**Exercise details:**
Of all the lines here, how many include the string "this"? Answer with the number only.

........

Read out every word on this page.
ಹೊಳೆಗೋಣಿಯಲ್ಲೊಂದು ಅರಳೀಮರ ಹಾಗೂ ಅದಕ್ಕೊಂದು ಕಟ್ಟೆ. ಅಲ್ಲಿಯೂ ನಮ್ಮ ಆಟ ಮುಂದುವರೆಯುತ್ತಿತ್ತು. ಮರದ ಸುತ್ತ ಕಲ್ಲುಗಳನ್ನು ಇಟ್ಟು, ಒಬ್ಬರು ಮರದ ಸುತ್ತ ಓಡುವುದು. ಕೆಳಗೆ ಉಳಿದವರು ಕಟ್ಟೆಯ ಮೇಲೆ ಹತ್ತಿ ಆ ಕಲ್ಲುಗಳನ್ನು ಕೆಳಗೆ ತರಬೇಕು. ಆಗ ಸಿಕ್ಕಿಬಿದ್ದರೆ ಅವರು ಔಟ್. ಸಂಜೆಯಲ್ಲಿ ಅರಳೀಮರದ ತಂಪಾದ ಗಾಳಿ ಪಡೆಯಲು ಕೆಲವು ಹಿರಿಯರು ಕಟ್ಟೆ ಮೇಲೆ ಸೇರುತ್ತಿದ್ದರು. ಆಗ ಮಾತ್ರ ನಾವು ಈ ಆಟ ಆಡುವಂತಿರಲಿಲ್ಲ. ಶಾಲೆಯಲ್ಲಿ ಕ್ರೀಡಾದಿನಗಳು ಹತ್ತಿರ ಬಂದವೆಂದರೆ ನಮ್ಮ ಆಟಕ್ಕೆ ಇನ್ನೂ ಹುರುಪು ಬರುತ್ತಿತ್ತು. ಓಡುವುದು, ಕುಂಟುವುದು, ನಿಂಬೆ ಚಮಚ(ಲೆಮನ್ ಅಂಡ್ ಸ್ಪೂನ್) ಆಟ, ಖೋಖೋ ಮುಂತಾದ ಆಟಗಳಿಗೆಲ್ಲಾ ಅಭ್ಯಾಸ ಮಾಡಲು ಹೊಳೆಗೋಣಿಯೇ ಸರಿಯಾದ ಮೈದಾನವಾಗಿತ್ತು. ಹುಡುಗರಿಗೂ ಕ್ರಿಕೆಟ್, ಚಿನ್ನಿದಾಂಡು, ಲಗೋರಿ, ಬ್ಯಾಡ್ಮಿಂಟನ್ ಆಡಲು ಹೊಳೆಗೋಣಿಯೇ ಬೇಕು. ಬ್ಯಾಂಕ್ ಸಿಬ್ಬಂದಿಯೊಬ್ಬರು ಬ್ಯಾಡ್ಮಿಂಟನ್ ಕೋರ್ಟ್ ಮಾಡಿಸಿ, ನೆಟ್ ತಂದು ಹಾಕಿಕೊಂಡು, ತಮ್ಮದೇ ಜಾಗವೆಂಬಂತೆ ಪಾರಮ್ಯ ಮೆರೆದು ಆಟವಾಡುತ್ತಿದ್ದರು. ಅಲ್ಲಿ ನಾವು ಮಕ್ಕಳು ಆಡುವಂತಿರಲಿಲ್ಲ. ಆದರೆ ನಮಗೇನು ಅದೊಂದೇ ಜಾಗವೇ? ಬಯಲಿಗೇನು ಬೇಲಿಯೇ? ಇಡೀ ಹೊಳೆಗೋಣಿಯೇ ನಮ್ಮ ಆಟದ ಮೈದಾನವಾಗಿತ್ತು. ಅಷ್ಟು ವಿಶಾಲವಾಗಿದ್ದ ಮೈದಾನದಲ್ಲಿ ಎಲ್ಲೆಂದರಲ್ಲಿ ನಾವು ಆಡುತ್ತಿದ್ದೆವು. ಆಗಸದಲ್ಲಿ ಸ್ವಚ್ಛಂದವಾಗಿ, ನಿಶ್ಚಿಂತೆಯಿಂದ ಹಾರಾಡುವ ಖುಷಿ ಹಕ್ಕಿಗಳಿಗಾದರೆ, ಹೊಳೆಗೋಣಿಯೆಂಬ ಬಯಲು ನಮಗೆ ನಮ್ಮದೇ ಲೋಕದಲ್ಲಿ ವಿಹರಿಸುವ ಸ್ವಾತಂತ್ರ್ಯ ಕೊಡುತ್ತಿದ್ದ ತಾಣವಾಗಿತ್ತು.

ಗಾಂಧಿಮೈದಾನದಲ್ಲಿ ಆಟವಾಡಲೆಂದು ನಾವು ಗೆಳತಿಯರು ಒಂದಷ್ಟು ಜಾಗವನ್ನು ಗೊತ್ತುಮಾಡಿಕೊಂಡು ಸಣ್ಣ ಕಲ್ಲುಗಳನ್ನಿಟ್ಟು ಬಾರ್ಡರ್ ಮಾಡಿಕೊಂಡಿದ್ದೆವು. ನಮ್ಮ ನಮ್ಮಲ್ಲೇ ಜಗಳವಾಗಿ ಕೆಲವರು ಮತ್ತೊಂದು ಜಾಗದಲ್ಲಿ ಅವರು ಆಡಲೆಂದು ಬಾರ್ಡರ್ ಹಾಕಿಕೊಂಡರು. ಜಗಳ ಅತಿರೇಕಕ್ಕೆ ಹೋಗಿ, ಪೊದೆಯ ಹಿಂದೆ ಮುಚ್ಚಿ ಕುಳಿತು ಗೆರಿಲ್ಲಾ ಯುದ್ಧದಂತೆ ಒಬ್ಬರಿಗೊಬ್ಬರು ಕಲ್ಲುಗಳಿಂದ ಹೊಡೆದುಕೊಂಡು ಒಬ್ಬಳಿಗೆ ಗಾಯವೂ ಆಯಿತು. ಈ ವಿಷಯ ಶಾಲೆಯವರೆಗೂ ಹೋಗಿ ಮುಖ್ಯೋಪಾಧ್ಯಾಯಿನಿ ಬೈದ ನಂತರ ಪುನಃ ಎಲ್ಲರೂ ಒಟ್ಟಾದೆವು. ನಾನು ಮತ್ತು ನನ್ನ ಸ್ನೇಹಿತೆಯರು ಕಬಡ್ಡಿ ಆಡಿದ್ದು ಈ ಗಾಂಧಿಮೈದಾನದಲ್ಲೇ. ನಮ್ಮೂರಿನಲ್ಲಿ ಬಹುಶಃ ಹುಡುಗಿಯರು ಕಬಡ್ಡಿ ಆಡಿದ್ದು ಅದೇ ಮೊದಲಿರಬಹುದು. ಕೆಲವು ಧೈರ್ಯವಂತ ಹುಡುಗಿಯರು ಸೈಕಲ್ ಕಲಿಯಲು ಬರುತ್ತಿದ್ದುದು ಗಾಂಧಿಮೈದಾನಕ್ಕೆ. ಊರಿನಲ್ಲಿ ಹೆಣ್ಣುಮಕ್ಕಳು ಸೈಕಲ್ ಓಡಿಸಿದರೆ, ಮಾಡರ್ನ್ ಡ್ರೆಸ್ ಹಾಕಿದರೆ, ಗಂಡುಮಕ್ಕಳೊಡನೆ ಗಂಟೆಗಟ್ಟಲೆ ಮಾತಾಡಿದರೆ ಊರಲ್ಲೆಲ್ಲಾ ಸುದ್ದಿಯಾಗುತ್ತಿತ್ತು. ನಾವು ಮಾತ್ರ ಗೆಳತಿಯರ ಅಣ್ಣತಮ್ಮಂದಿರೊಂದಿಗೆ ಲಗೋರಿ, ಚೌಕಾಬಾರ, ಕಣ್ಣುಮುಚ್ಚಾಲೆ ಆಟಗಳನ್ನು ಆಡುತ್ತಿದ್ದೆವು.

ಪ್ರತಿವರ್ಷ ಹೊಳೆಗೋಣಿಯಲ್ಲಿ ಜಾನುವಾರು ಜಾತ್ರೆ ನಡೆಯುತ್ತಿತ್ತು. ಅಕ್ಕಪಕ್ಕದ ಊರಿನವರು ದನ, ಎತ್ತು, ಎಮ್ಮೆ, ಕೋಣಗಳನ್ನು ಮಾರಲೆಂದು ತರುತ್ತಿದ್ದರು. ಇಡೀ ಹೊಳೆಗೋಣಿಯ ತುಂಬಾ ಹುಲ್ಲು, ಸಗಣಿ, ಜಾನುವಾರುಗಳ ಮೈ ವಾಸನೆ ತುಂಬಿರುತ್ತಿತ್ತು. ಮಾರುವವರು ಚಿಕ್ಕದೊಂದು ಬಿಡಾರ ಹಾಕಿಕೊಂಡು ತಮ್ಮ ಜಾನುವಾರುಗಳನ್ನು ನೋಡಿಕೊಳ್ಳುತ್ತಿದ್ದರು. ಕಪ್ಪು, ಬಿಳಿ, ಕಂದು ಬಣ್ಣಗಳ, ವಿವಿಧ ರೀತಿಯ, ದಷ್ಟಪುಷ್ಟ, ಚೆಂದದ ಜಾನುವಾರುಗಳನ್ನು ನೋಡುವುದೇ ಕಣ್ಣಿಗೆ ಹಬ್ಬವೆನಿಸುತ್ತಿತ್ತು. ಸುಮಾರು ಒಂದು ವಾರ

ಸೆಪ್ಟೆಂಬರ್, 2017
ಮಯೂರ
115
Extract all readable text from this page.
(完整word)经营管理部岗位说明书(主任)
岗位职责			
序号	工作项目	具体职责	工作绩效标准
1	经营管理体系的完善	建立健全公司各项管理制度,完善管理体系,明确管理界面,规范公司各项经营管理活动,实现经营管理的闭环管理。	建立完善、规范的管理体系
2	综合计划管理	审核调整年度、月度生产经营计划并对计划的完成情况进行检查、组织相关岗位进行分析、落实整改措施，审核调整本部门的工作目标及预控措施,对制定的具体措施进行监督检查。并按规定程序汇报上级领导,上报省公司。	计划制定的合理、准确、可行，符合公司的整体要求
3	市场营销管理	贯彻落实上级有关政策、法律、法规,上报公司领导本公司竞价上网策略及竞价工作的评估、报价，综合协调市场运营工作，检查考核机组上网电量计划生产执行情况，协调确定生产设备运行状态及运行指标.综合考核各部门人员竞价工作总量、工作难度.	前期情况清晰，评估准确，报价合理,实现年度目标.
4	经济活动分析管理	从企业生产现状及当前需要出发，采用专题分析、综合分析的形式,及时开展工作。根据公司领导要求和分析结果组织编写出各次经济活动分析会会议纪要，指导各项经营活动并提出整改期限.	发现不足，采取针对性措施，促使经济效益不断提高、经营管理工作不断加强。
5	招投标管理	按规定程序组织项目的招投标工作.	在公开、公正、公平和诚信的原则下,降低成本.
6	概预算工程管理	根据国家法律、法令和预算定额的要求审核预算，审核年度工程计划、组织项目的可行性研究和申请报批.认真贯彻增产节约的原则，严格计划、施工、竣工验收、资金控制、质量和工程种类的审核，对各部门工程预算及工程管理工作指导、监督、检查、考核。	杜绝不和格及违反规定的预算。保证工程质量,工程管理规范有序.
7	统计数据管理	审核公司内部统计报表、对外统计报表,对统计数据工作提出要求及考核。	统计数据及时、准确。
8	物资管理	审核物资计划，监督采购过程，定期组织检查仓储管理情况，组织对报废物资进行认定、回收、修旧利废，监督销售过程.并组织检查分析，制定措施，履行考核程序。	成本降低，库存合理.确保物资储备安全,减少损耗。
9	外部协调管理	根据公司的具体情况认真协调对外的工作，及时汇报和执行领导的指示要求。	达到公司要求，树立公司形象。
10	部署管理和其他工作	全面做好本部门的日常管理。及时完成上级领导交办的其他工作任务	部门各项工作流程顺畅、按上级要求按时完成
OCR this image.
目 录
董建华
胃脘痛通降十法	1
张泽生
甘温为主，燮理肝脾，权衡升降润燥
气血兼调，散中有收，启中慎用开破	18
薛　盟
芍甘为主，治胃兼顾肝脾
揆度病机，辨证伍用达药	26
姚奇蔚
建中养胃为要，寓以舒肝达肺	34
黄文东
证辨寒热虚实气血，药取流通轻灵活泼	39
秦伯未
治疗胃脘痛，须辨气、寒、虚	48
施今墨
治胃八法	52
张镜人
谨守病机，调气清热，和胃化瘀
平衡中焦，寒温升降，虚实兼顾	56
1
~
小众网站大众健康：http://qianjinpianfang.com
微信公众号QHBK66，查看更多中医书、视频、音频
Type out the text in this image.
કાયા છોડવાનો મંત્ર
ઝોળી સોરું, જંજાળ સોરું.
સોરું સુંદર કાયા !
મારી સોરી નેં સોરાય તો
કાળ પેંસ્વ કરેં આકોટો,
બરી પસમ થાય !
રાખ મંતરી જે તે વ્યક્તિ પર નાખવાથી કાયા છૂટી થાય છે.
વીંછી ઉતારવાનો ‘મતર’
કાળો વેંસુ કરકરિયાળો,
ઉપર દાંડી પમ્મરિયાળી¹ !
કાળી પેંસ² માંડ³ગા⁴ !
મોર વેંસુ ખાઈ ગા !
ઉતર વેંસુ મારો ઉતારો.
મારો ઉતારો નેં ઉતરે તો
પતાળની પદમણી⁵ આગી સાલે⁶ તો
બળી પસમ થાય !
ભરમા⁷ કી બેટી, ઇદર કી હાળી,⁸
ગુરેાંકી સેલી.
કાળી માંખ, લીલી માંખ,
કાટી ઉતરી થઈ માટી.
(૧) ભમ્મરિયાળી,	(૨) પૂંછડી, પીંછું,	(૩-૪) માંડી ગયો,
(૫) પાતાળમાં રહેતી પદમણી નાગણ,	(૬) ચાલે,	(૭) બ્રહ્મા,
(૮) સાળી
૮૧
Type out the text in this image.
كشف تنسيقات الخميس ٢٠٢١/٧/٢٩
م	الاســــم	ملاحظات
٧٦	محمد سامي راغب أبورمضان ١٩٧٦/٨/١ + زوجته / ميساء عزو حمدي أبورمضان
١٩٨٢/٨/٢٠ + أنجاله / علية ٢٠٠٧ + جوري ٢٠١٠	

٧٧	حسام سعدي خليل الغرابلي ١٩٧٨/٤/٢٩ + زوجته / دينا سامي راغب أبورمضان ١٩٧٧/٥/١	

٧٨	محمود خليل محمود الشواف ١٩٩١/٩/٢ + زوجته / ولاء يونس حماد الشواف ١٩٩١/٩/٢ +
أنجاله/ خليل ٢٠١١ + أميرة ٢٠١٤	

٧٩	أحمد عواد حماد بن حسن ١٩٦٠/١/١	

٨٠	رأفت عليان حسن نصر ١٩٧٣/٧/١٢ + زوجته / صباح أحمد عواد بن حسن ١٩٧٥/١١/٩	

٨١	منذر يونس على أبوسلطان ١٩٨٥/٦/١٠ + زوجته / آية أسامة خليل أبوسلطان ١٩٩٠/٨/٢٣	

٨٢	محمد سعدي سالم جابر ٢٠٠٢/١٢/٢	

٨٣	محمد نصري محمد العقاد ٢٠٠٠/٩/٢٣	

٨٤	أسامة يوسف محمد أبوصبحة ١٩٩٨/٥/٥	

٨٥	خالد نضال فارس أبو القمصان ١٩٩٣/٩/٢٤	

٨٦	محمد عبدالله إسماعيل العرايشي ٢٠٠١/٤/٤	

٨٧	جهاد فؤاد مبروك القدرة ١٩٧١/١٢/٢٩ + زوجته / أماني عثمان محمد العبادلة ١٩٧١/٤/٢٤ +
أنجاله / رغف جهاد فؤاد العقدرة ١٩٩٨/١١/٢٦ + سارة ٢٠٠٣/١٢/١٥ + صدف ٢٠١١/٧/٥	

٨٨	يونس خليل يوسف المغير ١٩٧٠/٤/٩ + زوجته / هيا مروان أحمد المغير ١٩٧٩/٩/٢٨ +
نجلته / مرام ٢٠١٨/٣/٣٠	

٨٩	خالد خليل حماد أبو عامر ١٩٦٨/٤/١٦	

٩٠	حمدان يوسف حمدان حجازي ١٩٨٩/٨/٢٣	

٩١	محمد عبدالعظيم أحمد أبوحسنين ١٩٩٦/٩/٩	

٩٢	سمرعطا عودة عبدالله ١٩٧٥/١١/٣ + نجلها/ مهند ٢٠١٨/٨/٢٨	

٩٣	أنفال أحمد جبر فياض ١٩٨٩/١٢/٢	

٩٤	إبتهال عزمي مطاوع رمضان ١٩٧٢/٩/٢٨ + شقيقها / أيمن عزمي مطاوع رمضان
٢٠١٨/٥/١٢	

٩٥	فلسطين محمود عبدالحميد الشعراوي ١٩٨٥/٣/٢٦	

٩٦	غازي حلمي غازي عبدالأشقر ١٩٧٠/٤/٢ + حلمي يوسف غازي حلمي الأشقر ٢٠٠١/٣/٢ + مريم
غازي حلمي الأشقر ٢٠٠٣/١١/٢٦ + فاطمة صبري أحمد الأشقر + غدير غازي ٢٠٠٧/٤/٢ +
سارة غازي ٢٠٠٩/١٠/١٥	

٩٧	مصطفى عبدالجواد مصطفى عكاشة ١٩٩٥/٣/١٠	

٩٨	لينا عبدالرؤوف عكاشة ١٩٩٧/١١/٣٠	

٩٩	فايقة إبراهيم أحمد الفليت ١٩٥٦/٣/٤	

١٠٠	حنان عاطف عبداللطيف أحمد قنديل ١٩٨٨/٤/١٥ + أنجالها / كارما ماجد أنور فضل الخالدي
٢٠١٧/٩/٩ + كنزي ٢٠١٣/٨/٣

........

**Written answer:**
5